TASK PROMPT: In the listing that follows, count each line where the word "tanúsítást" appears; write nothing but the count.

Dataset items
— start —
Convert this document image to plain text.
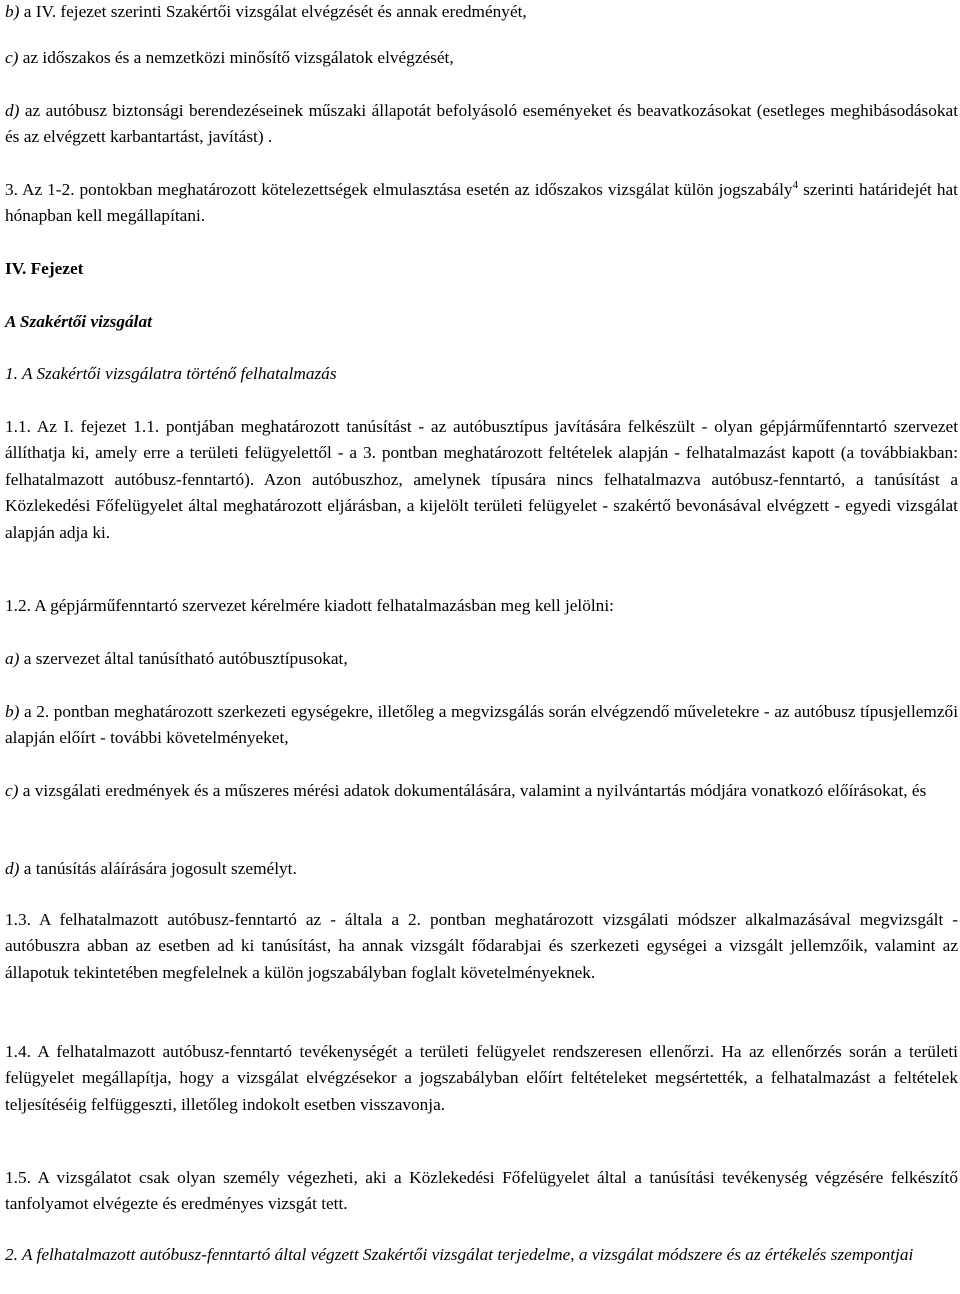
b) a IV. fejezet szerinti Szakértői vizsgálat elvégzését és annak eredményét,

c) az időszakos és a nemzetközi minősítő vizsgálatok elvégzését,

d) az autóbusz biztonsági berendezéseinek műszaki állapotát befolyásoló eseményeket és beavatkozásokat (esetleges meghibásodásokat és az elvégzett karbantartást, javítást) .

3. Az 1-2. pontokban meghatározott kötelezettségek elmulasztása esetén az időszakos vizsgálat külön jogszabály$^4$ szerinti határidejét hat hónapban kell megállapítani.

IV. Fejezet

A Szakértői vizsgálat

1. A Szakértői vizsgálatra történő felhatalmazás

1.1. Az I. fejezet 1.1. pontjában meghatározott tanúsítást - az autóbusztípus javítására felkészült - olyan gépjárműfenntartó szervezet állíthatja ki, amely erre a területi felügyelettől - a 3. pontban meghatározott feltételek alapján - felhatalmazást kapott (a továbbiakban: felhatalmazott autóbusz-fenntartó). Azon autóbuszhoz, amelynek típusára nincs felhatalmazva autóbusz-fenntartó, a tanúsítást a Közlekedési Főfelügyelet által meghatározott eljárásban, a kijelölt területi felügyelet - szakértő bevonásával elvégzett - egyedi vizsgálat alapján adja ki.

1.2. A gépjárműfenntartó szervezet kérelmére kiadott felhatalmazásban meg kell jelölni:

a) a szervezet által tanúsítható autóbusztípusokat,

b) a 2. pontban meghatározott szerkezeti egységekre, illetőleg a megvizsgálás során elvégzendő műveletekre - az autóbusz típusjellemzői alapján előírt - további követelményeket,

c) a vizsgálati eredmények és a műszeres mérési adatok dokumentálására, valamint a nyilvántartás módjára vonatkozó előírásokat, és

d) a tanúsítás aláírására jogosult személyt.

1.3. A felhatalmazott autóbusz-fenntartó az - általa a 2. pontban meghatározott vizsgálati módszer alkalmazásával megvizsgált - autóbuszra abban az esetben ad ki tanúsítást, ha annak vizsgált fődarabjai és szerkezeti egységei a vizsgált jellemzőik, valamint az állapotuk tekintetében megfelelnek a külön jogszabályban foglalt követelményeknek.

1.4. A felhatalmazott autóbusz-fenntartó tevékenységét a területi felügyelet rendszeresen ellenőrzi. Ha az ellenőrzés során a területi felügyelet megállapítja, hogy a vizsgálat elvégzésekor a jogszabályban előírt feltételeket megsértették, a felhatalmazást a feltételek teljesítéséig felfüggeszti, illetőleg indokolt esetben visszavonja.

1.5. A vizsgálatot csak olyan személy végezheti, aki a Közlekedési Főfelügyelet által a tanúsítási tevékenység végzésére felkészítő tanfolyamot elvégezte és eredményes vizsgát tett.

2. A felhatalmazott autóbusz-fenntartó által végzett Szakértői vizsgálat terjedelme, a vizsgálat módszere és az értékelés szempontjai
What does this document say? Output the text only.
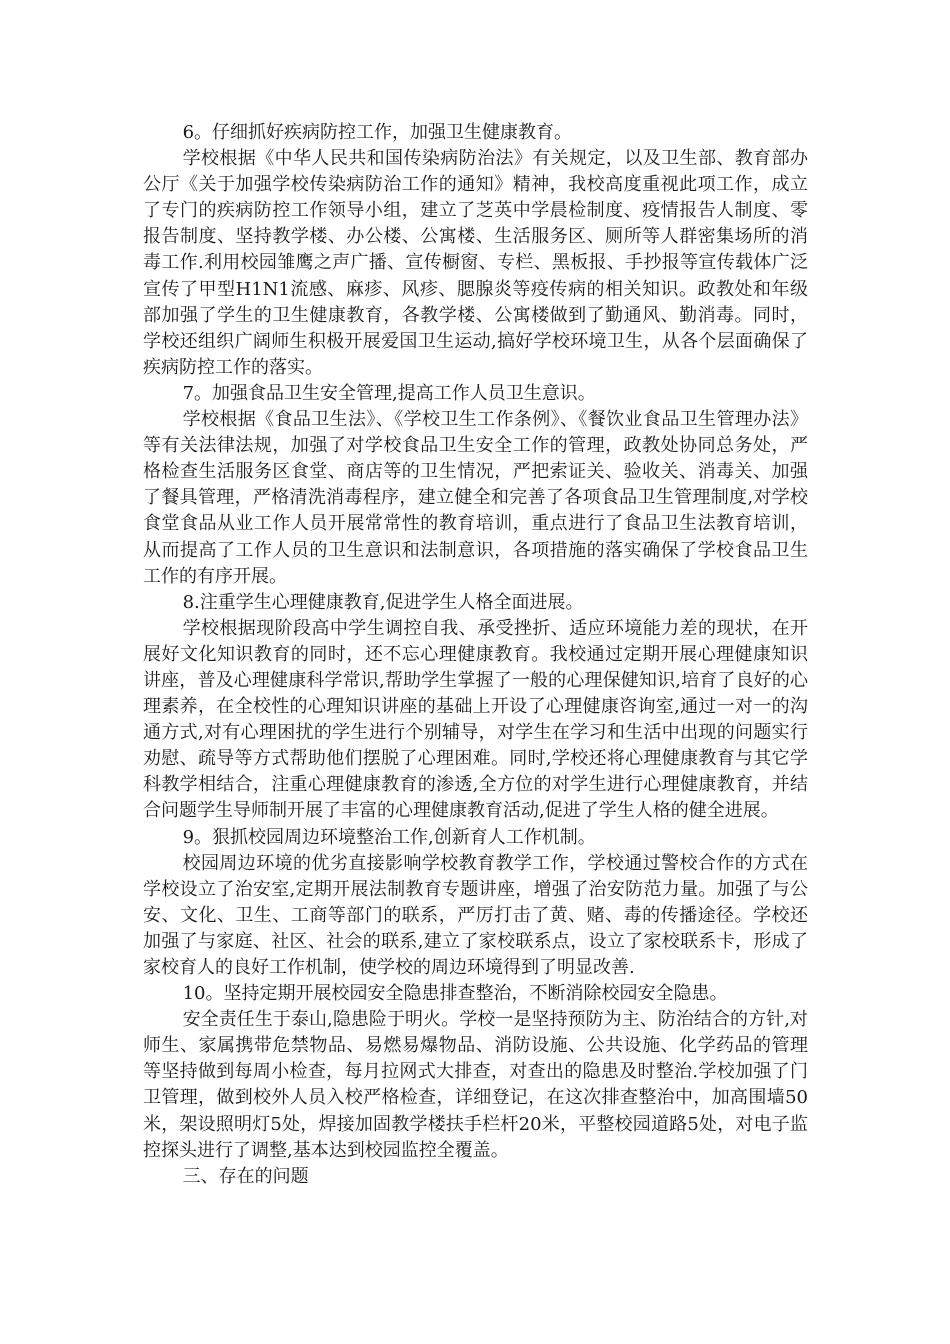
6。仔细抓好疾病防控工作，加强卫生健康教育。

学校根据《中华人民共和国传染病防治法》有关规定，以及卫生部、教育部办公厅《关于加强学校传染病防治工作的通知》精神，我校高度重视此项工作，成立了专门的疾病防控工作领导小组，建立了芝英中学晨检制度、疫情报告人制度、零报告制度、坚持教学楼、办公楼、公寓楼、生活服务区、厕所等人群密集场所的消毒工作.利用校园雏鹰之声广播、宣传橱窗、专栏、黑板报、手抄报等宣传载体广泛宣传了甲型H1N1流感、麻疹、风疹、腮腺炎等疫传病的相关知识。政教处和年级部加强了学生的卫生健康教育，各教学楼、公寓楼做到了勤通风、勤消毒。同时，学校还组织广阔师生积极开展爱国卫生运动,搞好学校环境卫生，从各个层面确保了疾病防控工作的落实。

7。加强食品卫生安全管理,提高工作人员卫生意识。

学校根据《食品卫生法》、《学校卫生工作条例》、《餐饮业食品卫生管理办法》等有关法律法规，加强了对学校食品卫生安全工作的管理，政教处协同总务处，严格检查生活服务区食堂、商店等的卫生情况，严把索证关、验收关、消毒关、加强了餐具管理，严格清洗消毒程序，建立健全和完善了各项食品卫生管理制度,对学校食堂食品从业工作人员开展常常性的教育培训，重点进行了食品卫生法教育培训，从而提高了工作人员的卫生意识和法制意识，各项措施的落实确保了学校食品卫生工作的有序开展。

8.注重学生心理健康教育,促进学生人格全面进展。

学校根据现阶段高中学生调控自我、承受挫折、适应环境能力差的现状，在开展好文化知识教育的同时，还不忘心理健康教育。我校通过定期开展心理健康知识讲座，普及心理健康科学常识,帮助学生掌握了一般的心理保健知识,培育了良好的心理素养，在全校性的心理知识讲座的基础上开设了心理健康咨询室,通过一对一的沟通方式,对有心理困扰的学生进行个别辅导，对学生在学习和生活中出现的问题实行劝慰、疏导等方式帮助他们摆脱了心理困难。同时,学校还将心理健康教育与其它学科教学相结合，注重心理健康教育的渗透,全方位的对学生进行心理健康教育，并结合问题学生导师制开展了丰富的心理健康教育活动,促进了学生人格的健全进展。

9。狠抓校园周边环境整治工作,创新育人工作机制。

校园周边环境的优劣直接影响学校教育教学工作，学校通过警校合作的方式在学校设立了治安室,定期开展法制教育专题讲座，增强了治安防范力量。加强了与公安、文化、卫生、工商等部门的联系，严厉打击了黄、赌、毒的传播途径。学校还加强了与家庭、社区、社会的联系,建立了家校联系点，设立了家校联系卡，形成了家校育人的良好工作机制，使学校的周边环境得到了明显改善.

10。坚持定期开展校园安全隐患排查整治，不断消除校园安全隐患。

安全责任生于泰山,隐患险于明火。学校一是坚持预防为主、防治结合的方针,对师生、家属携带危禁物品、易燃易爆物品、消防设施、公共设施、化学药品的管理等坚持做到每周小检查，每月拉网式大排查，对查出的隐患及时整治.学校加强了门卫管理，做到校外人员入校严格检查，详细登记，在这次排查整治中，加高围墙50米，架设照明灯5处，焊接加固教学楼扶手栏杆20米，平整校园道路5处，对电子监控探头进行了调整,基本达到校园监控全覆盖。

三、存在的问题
— end —
COMPLETE RESPONSE: 2